## EXERCISE GOAL:
Your task is to copy every line of the records below that contains "color".
=== DATASET EXCERPTS ===
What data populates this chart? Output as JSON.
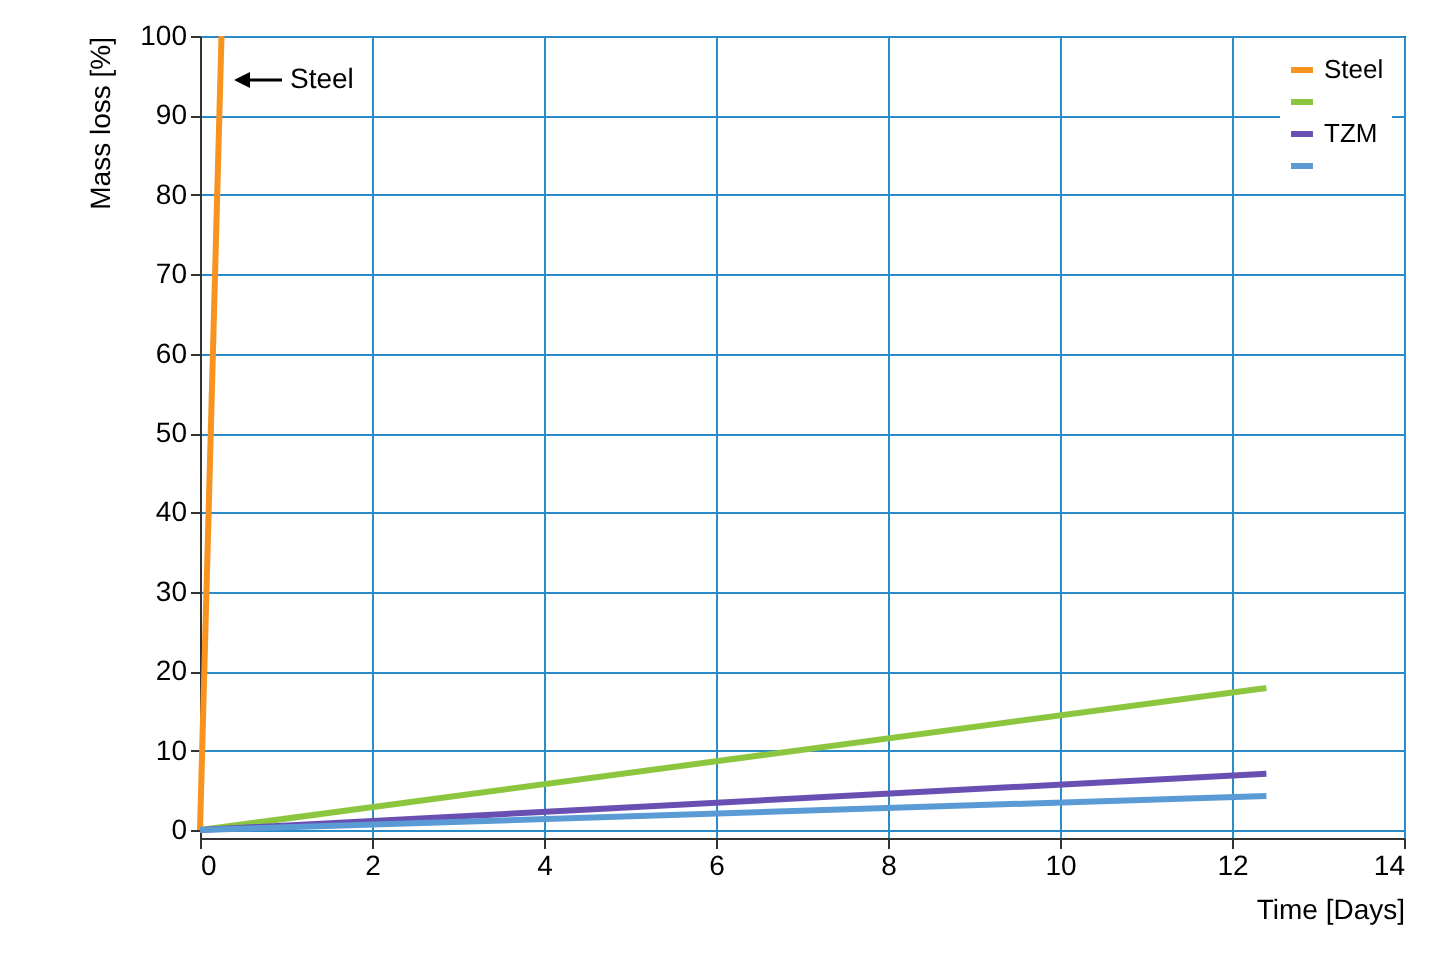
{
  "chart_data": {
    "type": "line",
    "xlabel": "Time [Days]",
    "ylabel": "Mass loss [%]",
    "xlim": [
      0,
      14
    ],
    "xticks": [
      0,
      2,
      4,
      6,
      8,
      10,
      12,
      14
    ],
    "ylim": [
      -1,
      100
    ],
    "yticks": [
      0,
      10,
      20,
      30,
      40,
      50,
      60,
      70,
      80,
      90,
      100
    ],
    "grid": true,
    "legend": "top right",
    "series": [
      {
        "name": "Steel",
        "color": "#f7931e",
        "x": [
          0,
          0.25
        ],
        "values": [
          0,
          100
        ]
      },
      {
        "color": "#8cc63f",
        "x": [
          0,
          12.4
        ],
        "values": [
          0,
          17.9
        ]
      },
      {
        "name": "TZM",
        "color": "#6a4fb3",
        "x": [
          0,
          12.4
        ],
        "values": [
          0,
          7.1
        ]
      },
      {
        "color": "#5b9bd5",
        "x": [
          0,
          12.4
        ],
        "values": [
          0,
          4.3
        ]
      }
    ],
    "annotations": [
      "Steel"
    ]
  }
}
===
## ANSWER TO THIS TASK:
        "color": "#f7931e",
        "color": "#8cc63f",
        "color": "#6a4fb3",
        "color": "#5b9bd5",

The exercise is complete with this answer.